PAGE EXTRACT →
----------------
The Arkansas Supreme Court has concluded that a city council, having adopted an ordinance creating a water and sewer commission, could abolish the commission by a majority vote. City of Ward v. Ward Water SewerSystem, 280 Ark. 177, 655 S.W.2d 454 (1983); see also Ark. Op. Att'y Gen. No. 92-323 (city council may abolish civil service commission), Ark. Op. Att'y Gen. No. 94-029 (quorum court may "deactivate" rural development authority by repeal of the initial county court resolution activating it); Wright v. City of Florence, 93 S.E.2d 215 (S.C. 1956) (city council may repeal ordinance creating civil service commission where legislature simply granted city permission to establish by ordinance a commission; the legislature did not establish or create the commission, the city council created it by ordinance). The trial court inWard held that the commission had continuing authority and could not be abolished. In reversing this holding the Arkansas Supreme Court acknowledged that the commission had been granted absolute authority for the management and operation of the water and sewer system.280 Ark. at 178; see generally A.C.A. §§ 14-234-306—307 (Repl. 1998). However, the court based its reversal on the settled rule of law that whatever a municipal government may do by a majority vote, it may undo by majority vote, absent constitutional or statutory restrictions.280 Ark. at 179. The court stated that "in the absence of any provision, either express or rationally implied, that a water and sewer commission once created could never be abolished by the governing body that created it," the court was bound to recognize the general rule. Id.

I question whether the court's analysis in Ward can or should be extended to support simply dissolving the sewer committee in this case and transferring control of the sewer works to the city council. The sewer commission at issue in Ward was formed under what is now subchapter 3 of chapter 234 of title 14 of the Code, whereas your question is concerned with a sewer committee formed under subchapter 2 of chapter 235 of title 14. Subchapter 2 of the current Code differs in significant respects from the legislation that prompted the court's ruling in Ward. In my opinion, the current Code contains what the court in Ward termed a "rationally implied" provision precluding the city council from directly controlling the operations of the sewer system.
----------------
AIM → Please write out everything in the opinion on the sewer commission above, from "I question whether" down to "the sewer system.", word for word.

EXTRACTED ENTRIES →
----------------
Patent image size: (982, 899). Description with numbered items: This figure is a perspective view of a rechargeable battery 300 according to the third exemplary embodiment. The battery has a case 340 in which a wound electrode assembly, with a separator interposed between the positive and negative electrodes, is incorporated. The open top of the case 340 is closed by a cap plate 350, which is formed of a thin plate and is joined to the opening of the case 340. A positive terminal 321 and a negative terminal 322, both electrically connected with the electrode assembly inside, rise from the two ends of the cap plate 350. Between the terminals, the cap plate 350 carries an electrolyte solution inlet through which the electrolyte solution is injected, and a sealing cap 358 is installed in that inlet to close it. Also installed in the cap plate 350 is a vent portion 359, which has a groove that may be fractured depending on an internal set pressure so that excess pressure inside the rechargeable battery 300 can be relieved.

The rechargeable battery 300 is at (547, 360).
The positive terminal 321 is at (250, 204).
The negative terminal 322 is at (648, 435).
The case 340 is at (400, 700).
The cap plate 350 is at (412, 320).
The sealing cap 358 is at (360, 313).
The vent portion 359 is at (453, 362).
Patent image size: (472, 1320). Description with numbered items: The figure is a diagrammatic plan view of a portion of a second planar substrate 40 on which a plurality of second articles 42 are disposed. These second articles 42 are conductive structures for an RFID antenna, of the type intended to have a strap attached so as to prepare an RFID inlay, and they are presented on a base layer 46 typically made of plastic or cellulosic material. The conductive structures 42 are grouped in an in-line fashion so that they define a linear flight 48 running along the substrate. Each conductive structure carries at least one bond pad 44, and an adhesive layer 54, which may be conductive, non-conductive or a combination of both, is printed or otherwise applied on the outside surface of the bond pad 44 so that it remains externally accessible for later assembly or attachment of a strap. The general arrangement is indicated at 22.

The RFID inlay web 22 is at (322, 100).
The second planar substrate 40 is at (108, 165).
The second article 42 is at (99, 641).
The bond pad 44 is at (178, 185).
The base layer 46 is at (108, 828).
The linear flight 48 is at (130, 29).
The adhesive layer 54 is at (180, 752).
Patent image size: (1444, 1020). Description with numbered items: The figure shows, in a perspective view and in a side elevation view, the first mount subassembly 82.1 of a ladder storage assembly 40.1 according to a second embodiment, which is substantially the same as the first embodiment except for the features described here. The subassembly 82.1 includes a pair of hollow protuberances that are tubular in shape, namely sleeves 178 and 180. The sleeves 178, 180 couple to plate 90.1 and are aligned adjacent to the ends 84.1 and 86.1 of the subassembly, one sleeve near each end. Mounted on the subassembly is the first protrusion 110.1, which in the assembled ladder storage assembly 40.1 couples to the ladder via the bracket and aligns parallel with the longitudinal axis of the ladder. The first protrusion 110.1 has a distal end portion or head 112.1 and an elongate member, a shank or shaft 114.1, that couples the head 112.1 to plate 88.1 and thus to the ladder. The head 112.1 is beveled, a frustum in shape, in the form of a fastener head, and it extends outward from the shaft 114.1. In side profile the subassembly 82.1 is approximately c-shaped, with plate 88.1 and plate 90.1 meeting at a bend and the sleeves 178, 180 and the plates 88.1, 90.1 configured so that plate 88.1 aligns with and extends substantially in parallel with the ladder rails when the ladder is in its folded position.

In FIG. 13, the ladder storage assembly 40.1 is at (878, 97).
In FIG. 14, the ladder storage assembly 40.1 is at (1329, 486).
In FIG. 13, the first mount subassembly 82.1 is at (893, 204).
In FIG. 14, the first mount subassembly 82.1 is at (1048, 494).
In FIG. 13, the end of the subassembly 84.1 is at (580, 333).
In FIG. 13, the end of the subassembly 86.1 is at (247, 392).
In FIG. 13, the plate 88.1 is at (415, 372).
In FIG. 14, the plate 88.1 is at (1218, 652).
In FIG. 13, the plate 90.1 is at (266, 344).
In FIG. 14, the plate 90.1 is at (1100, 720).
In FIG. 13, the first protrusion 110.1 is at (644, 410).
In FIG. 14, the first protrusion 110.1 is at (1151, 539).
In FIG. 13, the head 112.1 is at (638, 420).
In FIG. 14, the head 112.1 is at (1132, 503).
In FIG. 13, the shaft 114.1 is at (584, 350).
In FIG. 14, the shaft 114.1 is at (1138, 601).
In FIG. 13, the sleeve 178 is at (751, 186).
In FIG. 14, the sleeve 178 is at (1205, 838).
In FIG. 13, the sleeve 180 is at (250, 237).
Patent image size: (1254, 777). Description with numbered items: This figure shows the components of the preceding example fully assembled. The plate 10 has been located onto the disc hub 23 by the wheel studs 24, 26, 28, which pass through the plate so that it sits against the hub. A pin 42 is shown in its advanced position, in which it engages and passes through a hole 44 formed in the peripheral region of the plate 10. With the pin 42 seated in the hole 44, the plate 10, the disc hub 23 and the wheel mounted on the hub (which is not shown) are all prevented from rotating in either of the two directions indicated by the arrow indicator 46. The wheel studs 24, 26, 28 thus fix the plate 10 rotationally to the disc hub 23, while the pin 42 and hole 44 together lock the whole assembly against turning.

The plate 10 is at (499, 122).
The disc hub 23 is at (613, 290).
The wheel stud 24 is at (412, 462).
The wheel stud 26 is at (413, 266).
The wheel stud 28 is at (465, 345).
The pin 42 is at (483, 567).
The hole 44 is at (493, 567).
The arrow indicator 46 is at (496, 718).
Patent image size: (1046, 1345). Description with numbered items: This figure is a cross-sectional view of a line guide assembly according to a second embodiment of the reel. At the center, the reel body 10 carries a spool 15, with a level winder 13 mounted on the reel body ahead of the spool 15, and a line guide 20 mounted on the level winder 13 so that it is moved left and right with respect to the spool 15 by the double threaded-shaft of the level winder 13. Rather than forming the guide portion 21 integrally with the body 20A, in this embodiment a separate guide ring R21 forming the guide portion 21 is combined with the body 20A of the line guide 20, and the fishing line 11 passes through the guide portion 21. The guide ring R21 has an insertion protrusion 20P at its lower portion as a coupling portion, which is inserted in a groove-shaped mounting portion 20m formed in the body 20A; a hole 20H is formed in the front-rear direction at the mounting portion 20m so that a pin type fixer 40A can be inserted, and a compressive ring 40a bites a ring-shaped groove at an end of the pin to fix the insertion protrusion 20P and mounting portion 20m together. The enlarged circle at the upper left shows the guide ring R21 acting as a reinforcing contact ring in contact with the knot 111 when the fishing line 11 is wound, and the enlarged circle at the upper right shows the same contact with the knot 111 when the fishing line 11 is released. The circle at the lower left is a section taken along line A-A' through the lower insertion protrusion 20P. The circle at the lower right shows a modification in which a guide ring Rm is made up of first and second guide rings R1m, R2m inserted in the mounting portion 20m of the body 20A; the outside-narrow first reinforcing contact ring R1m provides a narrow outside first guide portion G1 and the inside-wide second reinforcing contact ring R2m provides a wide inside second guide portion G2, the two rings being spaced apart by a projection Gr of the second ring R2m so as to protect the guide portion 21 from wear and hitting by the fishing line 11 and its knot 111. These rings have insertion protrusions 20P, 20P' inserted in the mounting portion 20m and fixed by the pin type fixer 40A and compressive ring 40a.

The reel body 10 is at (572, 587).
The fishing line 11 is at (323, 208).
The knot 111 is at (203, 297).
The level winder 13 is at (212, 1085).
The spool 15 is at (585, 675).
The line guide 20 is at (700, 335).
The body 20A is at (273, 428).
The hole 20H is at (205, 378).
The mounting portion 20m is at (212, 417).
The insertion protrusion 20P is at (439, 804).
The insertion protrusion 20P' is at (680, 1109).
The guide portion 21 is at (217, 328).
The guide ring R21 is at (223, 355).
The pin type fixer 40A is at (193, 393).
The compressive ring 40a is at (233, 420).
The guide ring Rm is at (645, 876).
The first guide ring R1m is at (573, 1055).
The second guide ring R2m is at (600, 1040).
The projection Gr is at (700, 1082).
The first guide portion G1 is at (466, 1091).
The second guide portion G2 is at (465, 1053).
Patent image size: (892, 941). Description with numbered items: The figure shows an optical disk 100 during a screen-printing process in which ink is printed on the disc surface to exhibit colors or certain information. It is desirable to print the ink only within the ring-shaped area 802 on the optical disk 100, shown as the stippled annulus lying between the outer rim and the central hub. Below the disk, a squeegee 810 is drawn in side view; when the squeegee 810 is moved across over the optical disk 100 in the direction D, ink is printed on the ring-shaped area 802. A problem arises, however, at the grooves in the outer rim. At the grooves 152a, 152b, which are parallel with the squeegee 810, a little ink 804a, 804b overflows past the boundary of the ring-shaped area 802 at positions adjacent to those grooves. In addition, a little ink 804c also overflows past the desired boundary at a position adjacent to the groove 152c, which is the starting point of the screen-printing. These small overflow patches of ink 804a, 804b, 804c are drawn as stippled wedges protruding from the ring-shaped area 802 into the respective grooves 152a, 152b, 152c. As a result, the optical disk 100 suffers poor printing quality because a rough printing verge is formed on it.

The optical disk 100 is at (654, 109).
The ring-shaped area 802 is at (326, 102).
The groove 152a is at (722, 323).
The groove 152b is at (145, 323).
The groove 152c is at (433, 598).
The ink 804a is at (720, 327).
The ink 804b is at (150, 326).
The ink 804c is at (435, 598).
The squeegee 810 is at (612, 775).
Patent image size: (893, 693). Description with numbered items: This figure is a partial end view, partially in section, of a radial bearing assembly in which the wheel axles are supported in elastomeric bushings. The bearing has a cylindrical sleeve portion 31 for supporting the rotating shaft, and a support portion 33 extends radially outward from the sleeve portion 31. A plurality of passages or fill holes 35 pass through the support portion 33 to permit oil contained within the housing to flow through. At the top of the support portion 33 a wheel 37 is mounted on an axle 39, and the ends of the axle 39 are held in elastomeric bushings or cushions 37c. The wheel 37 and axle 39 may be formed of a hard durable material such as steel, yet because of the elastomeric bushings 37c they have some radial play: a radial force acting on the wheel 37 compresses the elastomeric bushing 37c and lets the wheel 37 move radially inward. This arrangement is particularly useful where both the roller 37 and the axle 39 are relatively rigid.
----------------
EXERCISE RESULT →
I question whether the court's analysis in Ward can or should be extended to support simply dissolving the sewer committee in this case and transferring control of the sewer works to the city council. The sewer commission at issue in Ward was formed under what is now subchapter 3 of chapter 234 of title 14 of the Code, whereas your question is concerned with a sewer committee formed under subchapter 2 of chapter 235 of title 14. Subchapter 2 of the current Code differs in significant respects from the legislation that prompted the court's ruling in Ward. In my opinion, the current Code contains what the court in Ward termed a "rationally implied" provision precluding the city council from directly controlling the operations of the sewer system.